**What this task involves**
Rewrite every line of the items below as a JSON list of strings, one string per line, leaving out any blank lines.

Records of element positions
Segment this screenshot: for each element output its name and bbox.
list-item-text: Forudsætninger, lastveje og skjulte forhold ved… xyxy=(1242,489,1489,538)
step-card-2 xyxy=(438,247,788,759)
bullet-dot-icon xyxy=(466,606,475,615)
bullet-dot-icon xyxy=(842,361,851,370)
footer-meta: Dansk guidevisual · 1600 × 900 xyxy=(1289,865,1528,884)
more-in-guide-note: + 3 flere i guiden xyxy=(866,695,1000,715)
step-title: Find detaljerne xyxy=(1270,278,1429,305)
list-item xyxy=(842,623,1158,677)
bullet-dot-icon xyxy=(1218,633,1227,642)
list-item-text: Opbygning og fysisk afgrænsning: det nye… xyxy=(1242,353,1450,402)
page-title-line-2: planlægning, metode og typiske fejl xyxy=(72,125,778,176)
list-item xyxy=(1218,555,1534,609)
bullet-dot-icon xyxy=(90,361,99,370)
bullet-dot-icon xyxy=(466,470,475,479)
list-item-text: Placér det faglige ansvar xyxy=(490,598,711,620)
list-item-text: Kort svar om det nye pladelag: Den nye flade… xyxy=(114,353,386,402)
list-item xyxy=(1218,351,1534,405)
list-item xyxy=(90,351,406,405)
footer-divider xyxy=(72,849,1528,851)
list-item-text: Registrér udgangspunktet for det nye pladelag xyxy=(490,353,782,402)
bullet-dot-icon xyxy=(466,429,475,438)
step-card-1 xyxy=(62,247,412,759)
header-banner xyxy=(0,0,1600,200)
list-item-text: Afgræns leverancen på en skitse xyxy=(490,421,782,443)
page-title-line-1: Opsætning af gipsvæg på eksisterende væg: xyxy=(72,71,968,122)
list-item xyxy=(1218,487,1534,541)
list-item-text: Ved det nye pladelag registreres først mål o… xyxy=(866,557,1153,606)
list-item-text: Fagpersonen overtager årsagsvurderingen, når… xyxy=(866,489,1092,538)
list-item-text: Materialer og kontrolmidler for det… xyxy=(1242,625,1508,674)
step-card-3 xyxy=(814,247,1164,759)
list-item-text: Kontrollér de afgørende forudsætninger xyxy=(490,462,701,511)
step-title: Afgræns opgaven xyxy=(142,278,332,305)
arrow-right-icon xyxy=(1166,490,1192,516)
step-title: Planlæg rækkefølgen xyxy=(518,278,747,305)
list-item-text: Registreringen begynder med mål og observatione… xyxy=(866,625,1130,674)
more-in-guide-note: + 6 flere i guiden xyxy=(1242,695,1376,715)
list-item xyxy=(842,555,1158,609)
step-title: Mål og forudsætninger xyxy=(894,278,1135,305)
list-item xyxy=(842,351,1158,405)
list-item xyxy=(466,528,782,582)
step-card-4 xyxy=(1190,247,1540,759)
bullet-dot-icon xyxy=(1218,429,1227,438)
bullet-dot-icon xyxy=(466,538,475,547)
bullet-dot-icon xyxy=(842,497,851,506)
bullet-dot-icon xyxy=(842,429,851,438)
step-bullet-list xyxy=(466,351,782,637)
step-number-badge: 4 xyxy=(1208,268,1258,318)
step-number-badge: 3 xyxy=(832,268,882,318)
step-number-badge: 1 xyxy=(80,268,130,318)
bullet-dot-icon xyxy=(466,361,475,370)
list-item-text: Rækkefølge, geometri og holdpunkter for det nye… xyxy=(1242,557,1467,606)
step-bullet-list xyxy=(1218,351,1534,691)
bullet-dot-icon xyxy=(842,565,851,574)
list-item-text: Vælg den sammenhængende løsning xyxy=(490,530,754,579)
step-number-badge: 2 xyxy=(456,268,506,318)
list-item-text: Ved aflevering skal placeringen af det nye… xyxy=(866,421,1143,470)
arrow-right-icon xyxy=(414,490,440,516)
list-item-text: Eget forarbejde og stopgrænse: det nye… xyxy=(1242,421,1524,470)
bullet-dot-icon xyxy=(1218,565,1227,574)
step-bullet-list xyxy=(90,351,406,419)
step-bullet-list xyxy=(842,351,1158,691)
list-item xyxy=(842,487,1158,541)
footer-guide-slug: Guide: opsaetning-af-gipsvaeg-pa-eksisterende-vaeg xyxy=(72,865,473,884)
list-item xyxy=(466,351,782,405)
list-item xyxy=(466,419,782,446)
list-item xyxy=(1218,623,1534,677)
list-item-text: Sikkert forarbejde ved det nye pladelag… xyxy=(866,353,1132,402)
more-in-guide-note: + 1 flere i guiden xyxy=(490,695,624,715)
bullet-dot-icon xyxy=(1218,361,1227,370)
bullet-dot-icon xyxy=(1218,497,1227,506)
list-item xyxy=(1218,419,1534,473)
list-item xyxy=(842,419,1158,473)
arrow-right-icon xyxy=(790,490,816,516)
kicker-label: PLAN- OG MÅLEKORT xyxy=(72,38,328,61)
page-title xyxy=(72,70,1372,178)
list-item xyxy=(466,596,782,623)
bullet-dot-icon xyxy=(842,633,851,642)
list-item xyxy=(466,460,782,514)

**Task response**
[
  "Segment this screenshot: for each element output its name and bbox.",
  "list-item-text: Forudsætninger, lastveje og skjulte forhold ved… xyxy=(1242,489,1489,538)",
  "step-card-2 xyxy=(438,247,788,759)",
  "bullet-dot-icon xyxy=(466,606,475,615)",
  "bullet-dot-icon xyxy=(842,361,851,370)",
  "footer-meta: Dansk guidevisual · 1600 × 900 xyxy=(1289,865,1528,884)",
  "more-in-guide-note: + 3 flere i guiden xyxy=(866,695,1000,715)",
  "step-title: Find detaljerne xyxy=(1270,278,1429,305)",
  "list-item xyxy=(842,623,1158,677)",
  "bullet-dot-icon xyxy=(1218,633,1227,642)",
  "list-item-text: Opbygning og fysisk afgrænsning: det nye… xyxy=(1242,353,1450,402)",
  "page-title-line-2: planlægning, metode og typiske fejl xyxy=(72,125,778,176)",
  "list-item xyxy=(1218,555,1534,609)",
  "bullet-dot-icon xyxy=(90,361,99,370)",
  "bullet-dot-icon xyxy=(466,470,475,479)",
  "list-item-text: Placér det faglige ansvar xyxy=(490,598,711,620)",
  "list-item-text: Kort svar om det nye pladelag: Den nye flade… xyxy=(114,353,386,402)",
  "list-item xyxy=(1218,351,1534,405)",
  "list-item xyxy=(90,351,406,405)",
  "footer-divider xyxy=(72,849,1528,851)",
  "list-item-text: Registrér udgangspunktet for det nye pladelag xyxy=(490,353,782,402)",
  "bullet-dot-icon xyxy=(466,429,475,438)",
  "step-card-1 xyxy=(62,247,412,759)",
  "header-banner xyxy=(0,0,1600,200)",
  "list-item-text: Afgræns leverancen på en skitse xyxy=(490,421,782,443)",
  "page-title-line-1: Opsætning af gipsvæg på eksisterende væg: xyxy=(72,71,968,122)",
  "list-item xyxy=(1218,487,1534,541)",
  "list-item-text: Ved det nye pladelag registreres først mål o… xyxy=(866,557,1153,606)",
  "list-item-text: Fagpersonen overtager årsagsvurderingen, når… xyxy=(866,489,1092,538)",
  "list-item-text: Materialer og kontrolmidler for det… xyxy=(1242,625,1508,674)",
  "step-card-3 xyxy=(814,247,1164,759)",
  "list-item-text: Kontrollér de afgørende forudsætninger xyxy=(490,462,701,511)",
  "step-title: Afgræns opgaven xyxy=(142,278,332,305)",
  "arrow-right-icon xyxy=(1166,490,1192,516)",
  "step-title: Planlæg rækkefølgen xyxy=(518,278,747,305)",
  "list-item-text: Registreringen begynder med mål og observatione… xyxy=(866,625,1130,674)",
  "more-in-guide-note: + 6 flere i guiden xyxy=(1242,695,1376,715)",
  "list-item xyxy=(842,555,1158,609)",
  "step-title: Mål og forudsætninger xyxy=(894,278,1135,305)",
  "list-item xyxy=(842,351,1158,405)",
  "list-item xyxy=(466,528,782,582)",
  "step-card-4 xyxy=(1190,247,1540,759)",
  "bullet-dot-icon xyxy=(1218,429,1227,438)",
  "bullet-dot-icon xyxy=(466,538,475,547)",
  "bullet-dot-icon xyxy=(842,497,851,506)",
  "bullet-dot-icon xyxy=(842,429,851,438)",
  "step-bullet-list xyxy=(466,351,782,637)",
  "step-number-badge: 4 xyxy=(1208,268,1258,318)",
  "step-number-badge: 3 xyxy=(832,268,882,318)",
  "step-number-badge: 1 xyxy=(80,268,130,318)",
  "bullet-dot-icon xyxy=(466,361,475,370)",
  "list-item-text: Rækkefølge, geometri og holdpunkter for det nye… xyxy=(1242,557,1467,606)",
  "step-bullet-list xyxy=(1218,351,1534,691)",
  "bullet-dot-icon xyxy=(842,565,851,574)",
  "list-item-text: Vælg den sammenhængende løsning xyxy=(490,530,754,579)",
  "step-number-badge: 2 xyxy=(456,268,506,318)",
  "list-item-text: Ved aflevering skal placeringen af det nye… xyxy=(866,421,1143,470)",
  "arrow-right-icon xyxy=(414,490,440,516)",
  "list-item-text: Eget forarbejde og stopgrænse: det nye… xyxy=(1242,421,1524,470)",
  "bullet-dot-icon xyxy=(1218,565,1227,574)",
  "step-bullet-list xyxy=(90,351,406,419)",
  "step-bullet-list xyxy=(842,351,1158,691)",
  "list-item xyxy=(842,487,1158,541)",
  "footer-guide-slug: Guide: opsaetning-af-gipsvaeg-pa-eksisterende-vaeg xyxy=(72,865,473,884)",
  "list-item xyxy=(466,351,782,405)",
  "list-item xyxy=(466,419,782,446)",
  "list-item xyxy=(1218,623,1534,677)",
  "list-item-text: Sikkert forarbejde ved det nye pladelag… xyxy=(866,353,1132,402)",
  "more-in-guide-note: + 1 flere i guiden xyxy=(490,695,624,715)",
  "bullet-dot-icon xyxy=(1218,361,1227,370)",
  "bullet-dot-icon xyxy=(1218,497,1227,506)",
  "list-item xyxy=(1218,419,1534,473)",
  "list-item xyxy=(842,419,1158,473)",
  "arrow-right-icon xyxy=(790,490,816,516)",
  "kicker-label: PLAN- OG MÅLEKORT xyxy=(72,38,328,61)",
  "page-title xyxy=(72,70,1372,178)",
  "list-item xyxy=(466,596,782,623)",
  "bullet-dot-icon xyxy=(842,633,851,642)",
  "list-item xyxy=(466,460,782,514)"
]